The listing below should be copied in full, word for word.

** start Exercise data **

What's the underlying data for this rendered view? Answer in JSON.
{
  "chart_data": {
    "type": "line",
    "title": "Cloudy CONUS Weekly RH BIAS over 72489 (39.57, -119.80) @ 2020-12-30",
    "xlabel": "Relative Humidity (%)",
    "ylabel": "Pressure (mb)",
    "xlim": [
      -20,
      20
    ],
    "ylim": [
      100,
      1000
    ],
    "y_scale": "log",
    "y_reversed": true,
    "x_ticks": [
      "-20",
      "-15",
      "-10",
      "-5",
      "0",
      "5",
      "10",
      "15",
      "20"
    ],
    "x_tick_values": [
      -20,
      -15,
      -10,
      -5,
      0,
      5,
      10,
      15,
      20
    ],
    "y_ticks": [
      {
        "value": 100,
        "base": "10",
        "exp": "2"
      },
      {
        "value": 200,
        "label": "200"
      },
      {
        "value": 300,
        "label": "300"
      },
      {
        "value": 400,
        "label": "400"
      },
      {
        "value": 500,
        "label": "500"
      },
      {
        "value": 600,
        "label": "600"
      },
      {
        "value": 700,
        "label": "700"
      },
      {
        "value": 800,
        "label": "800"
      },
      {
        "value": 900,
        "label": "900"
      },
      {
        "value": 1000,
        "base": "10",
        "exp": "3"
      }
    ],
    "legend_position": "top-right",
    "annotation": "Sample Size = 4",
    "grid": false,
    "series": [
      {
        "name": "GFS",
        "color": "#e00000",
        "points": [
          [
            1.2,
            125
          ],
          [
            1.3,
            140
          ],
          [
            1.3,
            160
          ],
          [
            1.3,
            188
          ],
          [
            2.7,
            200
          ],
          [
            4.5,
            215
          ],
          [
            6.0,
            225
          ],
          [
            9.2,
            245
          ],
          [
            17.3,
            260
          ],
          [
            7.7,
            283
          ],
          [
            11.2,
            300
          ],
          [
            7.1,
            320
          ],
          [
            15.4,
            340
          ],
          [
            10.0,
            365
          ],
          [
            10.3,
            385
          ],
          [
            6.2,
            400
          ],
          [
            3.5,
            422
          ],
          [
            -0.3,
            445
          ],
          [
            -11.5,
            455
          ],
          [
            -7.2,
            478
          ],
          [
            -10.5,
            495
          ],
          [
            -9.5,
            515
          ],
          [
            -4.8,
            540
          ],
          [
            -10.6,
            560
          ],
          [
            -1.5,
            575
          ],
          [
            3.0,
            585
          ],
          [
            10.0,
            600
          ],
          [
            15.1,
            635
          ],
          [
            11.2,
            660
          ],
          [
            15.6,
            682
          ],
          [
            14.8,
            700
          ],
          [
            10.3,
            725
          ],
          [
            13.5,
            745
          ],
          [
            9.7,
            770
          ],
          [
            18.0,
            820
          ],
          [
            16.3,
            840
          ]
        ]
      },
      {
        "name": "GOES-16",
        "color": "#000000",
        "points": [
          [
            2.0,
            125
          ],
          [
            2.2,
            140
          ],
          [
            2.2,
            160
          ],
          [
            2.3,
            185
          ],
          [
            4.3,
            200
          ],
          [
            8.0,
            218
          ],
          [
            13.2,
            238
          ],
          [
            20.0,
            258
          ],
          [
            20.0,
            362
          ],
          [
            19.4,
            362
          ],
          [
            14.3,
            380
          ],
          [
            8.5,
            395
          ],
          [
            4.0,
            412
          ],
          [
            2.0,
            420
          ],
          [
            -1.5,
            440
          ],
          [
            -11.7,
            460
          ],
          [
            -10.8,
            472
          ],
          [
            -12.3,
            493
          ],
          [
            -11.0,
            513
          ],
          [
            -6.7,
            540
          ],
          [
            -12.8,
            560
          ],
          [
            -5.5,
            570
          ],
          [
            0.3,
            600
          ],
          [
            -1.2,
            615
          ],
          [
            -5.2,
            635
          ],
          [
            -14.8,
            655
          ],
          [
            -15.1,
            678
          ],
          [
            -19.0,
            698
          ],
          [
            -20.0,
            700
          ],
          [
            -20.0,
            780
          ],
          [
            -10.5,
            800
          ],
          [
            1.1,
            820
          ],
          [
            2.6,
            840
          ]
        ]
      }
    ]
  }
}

** end Exercise data **

Complete answer >>
What's the underlying data for this rendered view? Answer in JSON.
{
  "chart_data": {
    "type": "line",
    "title": "Cloudy CONUS Weekly RH BIAS over 72489 (39.57, -119.80) @ 2020-12-30",
    "xlabel": "Relative Humidity (%)",
    "ylabel": "Pressure (mb)",
    "xlim": [
      -20,
      20
    ],
    "ylim": [
      100,
      1000
    ],
    "y_scale": "log",
    "y_reversed": true,
    "x_ticks": [
      "-20",
      "-15",
      "-10",
      "-5",
      "0",
      "5",
      "10",
      "15",
      "20"
    ],
    "x_tick_values": [
      -20,
      -15,
      -10,
      -5,
      0,
      5,
      10,
      15,
      20
    ],
    "y_ticks": [
      {
        "value": 100,
        "base": "10",
        "exp": "2"
      },
      {
        "value": 200,
        "label": "200"
      },
      {
        "value": 300,
        "label": "300"
      },
      {
        "value": 400,
        "label": "400"
      },
      {
        "value": 500,
        "label": "500"
      },
      {
        "value": 600,
        "label": "600"
      },
      {
        "value": 700,
        "label": "700"
      },
      {
        "value": 800,
        "label": "800"
      },
      {
        "value": 900,
        "label": "900"
      },
      {
        "value": 1000,
        "base": "10",
        "exp": "3"
      }
    ],
    "legend_position": "top-right",
    "annotation": "Sample Size = 4",
    "grid": false,
    "series": [
      {
        "name": "GFS",
        "color": "#e00000",
        "points": [
          [
            1.2,
            125
          ],
          [
            1.3,
            140
          ],
          [
            1.3,
            160
          ],
          [
            1.3,
            188
          ],
          [
            2.7,
            200
          ],
          [
            4.5,
            215
          ],
          [
            6.0,
            225
          ],
          [
            9.2,
            245
          ],
          [
            17.3,
            260
          ],
          [
            7.7,
            283
          ],
          [
            11.2,
            300
          ],
          [
            7.1,
            320
          ],
          [
            15.4,
            340
          ],
          [
            10.0,
            365
          ],
          [
            10.3,
            385
          ],
          [
            6.2,
            400
          ],
          [
            3.5,
            422
          ],
          [
            -0.3,
            445
          ],
          [
            -11.5,
            455
          ],
          [
            -7.2,
            478
          ],
          [
            -10.5,
            495
          ],
          [
            -9.5,
            515
          ],
          [
            -4.8,
            540
          ],
          [
            -10.6,
            560
          ],
          [
            -1.5,
            575
          ],
          [
            3.0,
            585
          ],
          [
            10.0,
            600
          ],
          [
            15.1,
            635
          ],
          [
            11.2,
            660
          ],
          [
            15.6,
            682
          ],
          [
            14.8,
            700
          ],
          [
            10.3,
            725
          ],
          [
            13.5,
            745
          ],
          [
            9.7,
            770
          ],
          [
            18.0,
            820
          ],
          [
            16.3,
            840
          ]
        ]
      },
      {
        "name": "GOES-16",
        "color": "#000000",
        "points": [
          [
            2.0,
            125
          ],
          [
            2.2,
            140
          ],
          [
            2.2,
            160
          ],
          [
            2.3,
            185
          ],
          [
            4.3,
            200
          ],
          [
            8.0,
            218
          ],
          [
            13.2,
            238
          ],
          [
            20.0,
            258
          ],
          [
            20.0,
            362
          ],
          [
            19.4,
            362
          ],
          [
            14.3,
            380
          ],
          [
            8.5,
            395
          ],
          [
            4.0,
            412
          ],
          [
            2.0,
            420
          ],
          [
            -1.5,
            440
          ],
          [
            -11.7,
            460
          ],
          [
            -10.8,
            472
          ],
          [
            -12.3,
            493
          ],
          [
            -11.0,
            513
          ],
          [
            -6.7,
            540
          ],
          [
            -12.8,
            560
          ],
          [
            -5.5,
            570
          ],
          [
            0.3,
            600
          ],
          [
            -1.2,
            615
          ],
          [
            -5.2,
            635
          ],
          [
            -14.8,
            655
          ],
          [
            -15.1,
            678
          ],
          [
            -19.0,
            698
          ],
          [
            -20.0,
            700
          ],
          [
            -20.0,
            780
          ],
          [
            -10.5,
            800
          ],
          [
            1.1,
            820
          ],
          [
            2.6,
            840
          ]
        ]
      }
    ]
  }
}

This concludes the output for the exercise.